[Input data start]
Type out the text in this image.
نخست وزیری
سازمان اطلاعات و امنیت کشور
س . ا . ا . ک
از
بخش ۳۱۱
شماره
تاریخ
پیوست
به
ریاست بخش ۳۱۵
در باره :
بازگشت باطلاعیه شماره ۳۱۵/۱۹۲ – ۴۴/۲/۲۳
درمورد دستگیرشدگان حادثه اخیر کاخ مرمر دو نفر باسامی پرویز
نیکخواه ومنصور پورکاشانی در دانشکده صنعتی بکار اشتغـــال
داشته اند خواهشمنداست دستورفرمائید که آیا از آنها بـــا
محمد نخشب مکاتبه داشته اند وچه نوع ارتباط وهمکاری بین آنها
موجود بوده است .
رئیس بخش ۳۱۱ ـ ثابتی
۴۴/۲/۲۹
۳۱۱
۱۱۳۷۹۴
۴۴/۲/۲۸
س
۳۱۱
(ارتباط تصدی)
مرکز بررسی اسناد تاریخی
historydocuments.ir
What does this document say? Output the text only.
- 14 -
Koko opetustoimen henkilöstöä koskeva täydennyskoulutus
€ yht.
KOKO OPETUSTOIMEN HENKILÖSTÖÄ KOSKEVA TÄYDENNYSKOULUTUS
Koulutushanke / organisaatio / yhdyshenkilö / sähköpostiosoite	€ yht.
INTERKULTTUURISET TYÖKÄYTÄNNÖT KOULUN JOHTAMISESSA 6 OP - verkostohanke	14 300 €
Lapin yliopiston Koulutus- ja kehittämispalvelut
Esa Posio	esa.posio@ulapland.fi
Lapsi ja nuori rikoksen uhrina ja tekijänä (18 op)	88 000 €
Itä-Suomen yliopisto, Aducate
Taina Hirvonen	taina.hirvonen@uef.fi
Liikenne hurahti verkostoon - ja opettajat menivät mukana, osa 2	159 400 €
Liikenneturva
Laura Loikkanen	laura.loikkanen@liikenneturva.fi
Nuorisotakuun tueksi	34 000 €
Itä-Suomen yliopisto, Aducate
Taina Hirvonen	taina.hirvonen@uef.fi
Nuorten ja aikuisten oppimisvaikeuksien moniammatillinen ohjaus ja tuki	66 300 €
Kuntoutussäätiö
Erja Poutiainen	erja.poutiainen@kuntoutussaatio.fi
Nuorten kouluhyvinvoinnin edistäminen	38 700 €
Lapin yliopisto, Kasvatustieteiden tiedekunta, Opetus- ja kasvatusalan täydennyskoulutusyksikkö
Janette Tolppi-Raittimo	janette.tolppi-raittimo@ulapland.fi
[Input data end]
**Exercise brief:** Check each line of the entries for the string "Nuorten". Copy the lines that have it.

**Final answer:**
Nuorten ja aikuisten oppimisvaikeuksien moniammatillinen ohjaus ja tuki	66 300 €
Nuorten kouluhyvinvoinnin edistäminen	38 700 €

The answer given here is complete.